GIVEN TASK:
Copy out the data below as written; omit any images.
----- SUPPLIED DATA -----
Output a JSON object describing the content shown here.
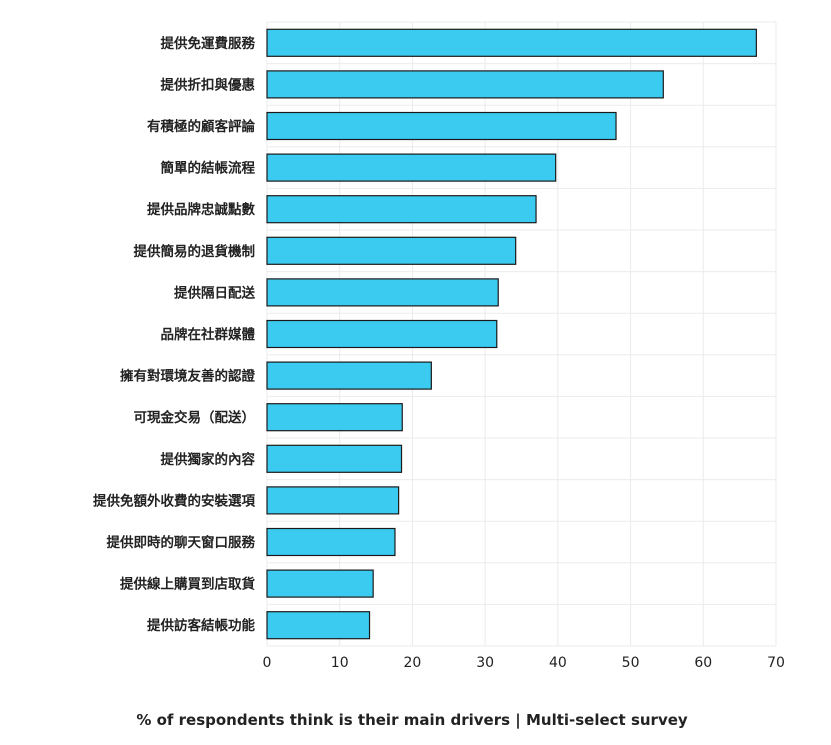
{
  "chart_data": {
    "type": "bar",
    "orientation": "horizontal",
    "categories": [
      "提供免運費服務",
      "提供折扣與優惠",
      "有積極的顧客評論",
      "簡單的結帳流程",
      "提供品牌忠誠點數",
      "提供簡易的退貨機制",
      "提供隔日配送",
      "品牌在社群媒體",
      "擁有對環境友善的認證",
      "可現金交易（配送）",
      "提供獨家的內容",
      "提供免額外收費的安裝選項",
      "提供即時的聊天窗口服務",
      "提供線上購買到店取貨",
      "提供訪客結帳功能"
    ],
    "values": [
      67.3,
      54.5,
      48.0,
      39.7,
      37.0,
      34.2,
      31.8,
      31.6,
      22.6,
      18.6,
      18.5,
      18.1,
      17.6,
      14.6,
      14.1
    ],
    "xlabel": "% of respondents think is their main drivers | Multi-select survey",
    "xlim": [
      0,
      70
    ],
    "xticks": [
      0,
      10,
      20,
      30,
      40,
      50,
      60,
      70
    ],
    "grid": true,
    "bar_color": "#3ccbf0"
  }
}
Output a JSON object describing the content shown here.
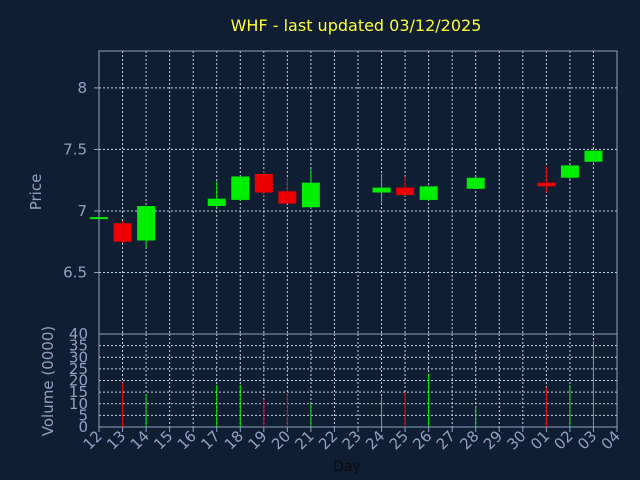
{
  "chart_data": {
    "type": "candlestick",
    "title": "WHF - last updated 03/12/2025",
    "xlabel": "Day",
    "ylabel_price": "Price",
    "ylabel_volume": "Volume (0000)",
    "x_tick_labels": [
      "12",
      "13",
      "14",
      "15",
      "16",
      "17",
      "18",
      "19",
      "20",
      "21",
      "22",
      "23",
      "24",
      "25",
      "26",
      "27",
      "28",
      "29",
      "30",
      "01",
      "02",
      "03",
      "04"
    ],
    "price_ticks": [
      "6.5",
      "7",
      "7.5",
      "8"
    ],
    "price_ylim": [
      6.0,
      8.3
    ],
    "volume_ticks": [
      "0",
      "5",
      "10",
      "15",
      "20",
      "25",
      "30",
      "35",
      "40"
    ],
    "volume_ylim": [
      0,
      40
    ],
    "candles": [
      {
        "day": "12",
        "open": 6.95,
        "high": 6.95,
        "low": 6.95,
        "close": 6.95,
        "volume": 0
      },
      {
        "day": "13",
        "open": 6.9,
        "high": 6.92,
        "low": 6.74,
        "close": 6.75,
        "volume": 19
      },
      {
        "day": "14",
        "open": 6.76,
        "high": 7.04,
        "low": 6.7,
        "close": 7.04,
        "volume": 14
      },
      {
        "day": "17",
        "open": 7.04,
        "high": 7.24,
        "low": 7.02,
        "close": 7.1,
        "volume": 18
      },
      {
        "day": "18",
        "open": 7.09,
        "high": 7.28,
        "low": 7.08,
        "close": 7.28,
        "volume": 18
      },
      {
        "day": "19",
        "open": 7.3,
        "high": 7.33,
        "low": 7.12,
        "close": 7.15,
        "volume": 12
      },
      {
        "day": "20",
        "open": 7.16,
        "high": 7.27,
        "low": 7.06,
        "close": 7.06,
        "volume": 15
      },
      {
        "day": "21",
        "open": 7.03,
        "high": 7.34,
        "low": 7.02,
        "close": 7.23,
        "volume": 10
      },
      {
        "day": "24",
        "open": 7.15,
        "high": 7.3,
        "low": 7.07,
        "close": 7.19,
        "volume": 13
      },
      {
        "day": "25",
        "open": 7.19,
        "high": 7.28,
        "low": 7.12,
        "close": 7.13,
        "volume": 15
      },
      {
        "day": "26",
        "open": 7.09,
        "high": 7.2,
        "low": 7.08,
        "close": 7.2,
        "volume": 23
      },
      {
        "day": "28",
        "open": 7.18,
        "high": 7.28,
        "low": 7.18,
        "close": 7.27,
        "volume": 9
      },
      {
        "day": "01",
        "open": 7.23,
        "high": 7.36,
        "low": 7.15,
        "close": 7.2,
        "volume": 17
      },
      {
        "day": "02",
        "open": 7.27,
        "high": 7.37,
        "low": 7.26,
        "close": 7.37,
        "volume": 18
      },
      {
        "day": "03",
        "open": 7.4,
        "high": 7.5,
        "low": 7.38,
        "close": 7.49,
        "volume": 37
      }
    ],
    "up_color": "#00ee00",
    "down_color": "#ee0000",
    "grid": true
  }
}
-----
WORKED ANSWER:
Output a JSON object describing the content shown here.
{
  "chart_data": {
    "type": "bar",
    "orientation": "horizontal",
    "categories": [
      "提供免運費服務",
      "提供折扣與優惠",
      "有積極的顧客評論",
      "簡單的結帳流程",
      "提供品牌忠誠點數",
      "提供簡易的退貨機制",
      "提供隔日配送",
      "品牌在社群媒體",
      "擁有對環境友善的認證",
      "可現金交易（配送）",
      "提供獨家的內容",
      "提供免額外收費的安裝選項",
      "提供即時的聊天窗口服務",
      "提供線上購買到店取貨",
      "提供訪客結帳功能"
    ],
    "values": [
      67.3,
      54.5,
      48.0,
      39.7,
      37.0,
      34.2,
      31.8,
      31.6,
      22.6,
      18.6,
      18.5,
      18.1,
      17.6,
      14.6,
      14.1
    ],
    "xlabel": "% of respondents think is their main drivers | Multi-select survey",
    "xlim": [
      0,
      70
    ],
    "xticks": [
      0,
      10,
      20,
      30,
      40,
      50,
      60,
      70
    ],
    "grid": true,
    "bar_color": "#3ccbf0"
  }
}
Output a JSON object describing the content shown here.
{
  "chart_data": {
    "type": "candlestick",
    "title": "WHF - last updated 03/12/2025",
    "xlabel": "Day",
    "ylabel_price": "Price",
    "ylabel_volume": "Volume (0000)",
    "x_tick_labels": [
      "12",
      "13",
      "14",
      "15",
      "16",
      "17",
      "18",
      "19",
      "20",
      "21",
      "22",
      "23",
      "24",
      "25",
      "26",
      "27",
      "28",
      "29",
      "30",
      "01",
      "02",
      "03",
      "04"
    ],
    "price_ticks": [
      "6.5",
      "7",
      "7.5",
      "8"
    ],
    "price_ylim": [
      6.0,
      8.3
    ],
    "volume_ticks": [
      "0",
      "5",
      "10",
      "15",
      "20",
      "25",
      "30",
      "35",
      "40"
    ],
    "volume_ylim": [
      0,
      40
    ],
    "candles": [
      {
        "day": "12",
        "open": 6.95,
        "high": 6.95,
        "low": 6.95,
        "close": 6.95,
        "volume": 0
      },
      {
        "day": "13",
        "open": 6.9,
        "high": 6.92,
        "low": 6.74,
        "close": 6.75,
        "volume": 19
      },
      {
        "day": "14",
        "open": 6.76,
        "high": 7.04,
        "low": 6.7,
        "close": 7.04,
        "volume": 14
      },
      {
        "day": "17",
        "open": 7.04,
        "high": 7.24,
        "low": 7.02,
        "close": 7.1,
        "volume": 18
      },
      {
        "day": "18",
        "open": 7.09,
        "high": 7.28,
        "low": 7.08,
        "close": 7.28,
        "volume": 18
      },
      {
        "day": "19",
        "open": 7.3,
        "high": 7.33,
        "low": 7.12,
        "close": 7.15,
        "volume": 12
      },
      {
        "day": "20",
        "open": 7.16,
        "high": 7.27,
        "low": 7.06,
        "close": 7.06,
        "volume": 15
      },
      {
        "day": "21",
        "open": 7.03,
        "high": 7.34,
        "low": 7.02,
        "close": 7.23,
        "volume": 10
      },
      {
        "day": "24",
        "open": 7.15,
        "high": 7.3,
        "low": 7.07,
        "close": 7.19,
        "volume": 13
      },
      {
        "day": "25",
        "open": 7.19,
        "high": 7.28,
        "low": 7.12,
        "close": 7.13,
        "volume": 15
      },
      {
        "day": "26",
        "open": 7.09,
        "high": 7.2,
        "low": 7.08,
        "close": 7.2,
        "volume": 23
      },
      {
        "day": "28",
        "open": 7.18,
        "high": 7.28,
        "low": 7.18,
        "close": 7.27,
        "volume": 9
      },
      {
        "day": "01",
        "open": 7.23,
        "high": 7.36,
        "low": 7.15,
        "close": 7.2,
        "volume": 17
      },
      {
        "day": "02",
        "open": 7.27,
        "high": 7.37,
        "low": 7.26,
        "close": 7.37,
        "volume": 18
      },
      {
        "day": "03",
        "open": 7.4,
        "high": 7.5,
        "low": 7.38,
        "close": 7.49,
        "volume": 37
      }
    ],
    "up_color": "#00ee00",
    "down_color": "#ee0000",
    "grid": true
  }
}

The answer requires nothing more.